>> Start INPUT RECORDS

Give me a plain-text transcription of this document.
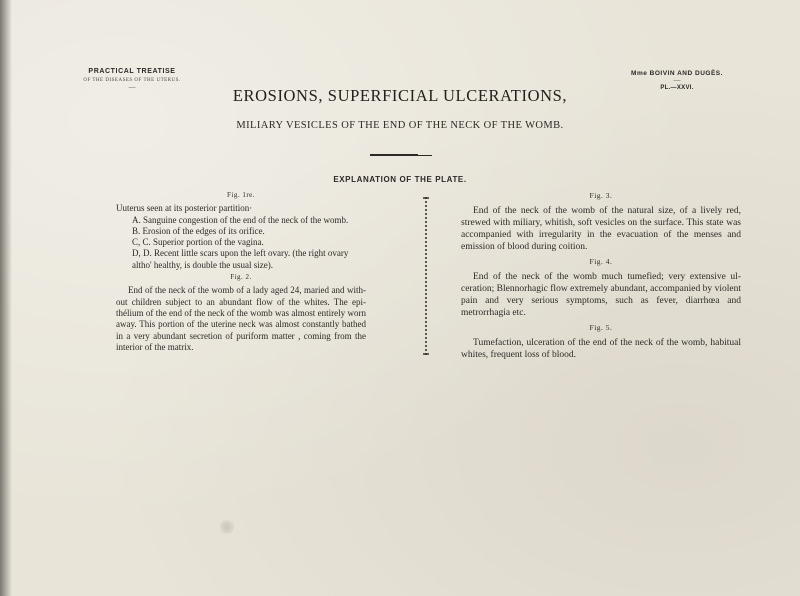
PRACTICAL TREATISE
OF THE DISEASES OF THE UTERUS.
—
Mme BOIVIN AND DUGÈS.
—
PL.—XXVI.
EROSIONS, SUPERFICIAL ULCERATIONS,
MILIARY VESICLES OF THE END OF THE NECK OF THE WOMB.
EXPLANATION OF THE PLATE.
Fig. 1re.

Uuterus seen at its posterior partition·

A. Sanguine congestion of the end of the neck of the womb.
B. Erosion of the edges of its orifice.
C, C. Superior portion of the vagina.
D, D. Recent little scars upon the left ovary. (the right ovary altho' healthy, is double the usual size).
Fig. 2.

End of the neck of the womb of a lady aged 24, maried and with-out children subject to an abundant flow of the whites. The epi-thélium of the end of the neck of the womb was almost entirely worn away. This portion of the uterine neck was almost constantly bathed in a very abundant secretion of puriform matter , coming from the interior of the matrix.

Fig. 3.

End of the neck of the womb of the natural size, of a lively red, strewed with miliary, whitish, soft vesicles on the surface. This state was accompanied with irregularity in the evacuation of the menses and emission of blood during coition.

Fig. 4.

End of the neck of the womb much tumefied; very extensive ul-ceration; Blennorhagic flow extremely abundant, accompanied by violent pain and very serious symptoms, such as fever, diarrhœa and metrorrhagia etc.

Fig. 5.

Tumefaction, ulceration of the end of the neck of the womb, habitual whites, frequent loss of blood.
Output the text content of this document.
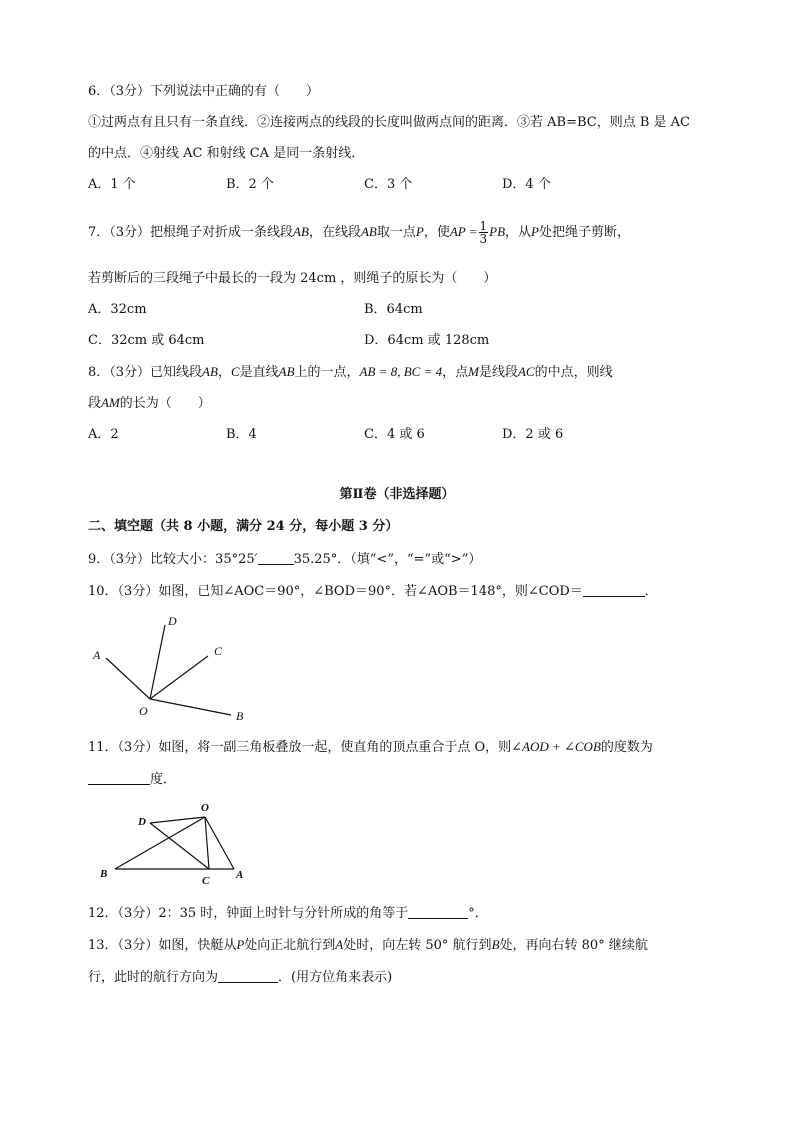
6．（3分）下列说法中正确的有（　　）
①过两点有且只有一条直线．②连接两点的线段的长度叫做两点间的距离．③若 AB=BC，则点 B 是 AC
的中点．④射线 AC 和射线 CA 是同一条射线．
A．1 个	B．2 个	C．3 个	D．4 个
7．（3分）把根绳子对折成一条线段AB，在线段AB取一点P，使AP = $\frac{1}{3}$ PB，从P处把绳子剪断，
若剪断后的三段绳子中最长的一段为 24cm ，则绳子的原长为（　　）
A．32cm	B．64cm
C．32cm 或 64cm	D．64cm 或 128cm
8．（3分）已知线段AB，C是直线AB上的一点，AB = 8, BC = 4，点M是线段AC的中点，则线
段AM的长为（　　）
A．2	B．4	C．4 或 6	D．2 或 6
第Ⅱ卷（非选择题）
二、填空题（共 8 小题，满分 24 分，每小题 3 分）
9．（3分）比较大小：35°25′	35.25°．（填“<”，“=”或“>”）
10．（3分）如图，已知∠AOC＝90°，∠BOD＝90°．若∠AOB＝148°，则∠COD＝	．
A
D
C
O	B
11．（3分）如图，将一副三角板叠放一起，使直角的顶点重合于点 O，则∠AOD + ∠COB的度数为
度．
O
D
B
C A
12．（3分）2：35 时，钟面上时针与分针所成的角等于	°．
13．（3分）如图，快艇从P处向正北航行到A处时，向左转 50° 航行到B处，再向右转 80° 继续航
行，此时的航行方向为	．(用方位角来表示)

>> End INPUT RECORDS

→ **EXERCISE TASK**
Gather each line in the entries above where the string "text" is found.

→ **FULL OUTPUT**
Give me a plain-text transcription of this document.
Output the text content of this document.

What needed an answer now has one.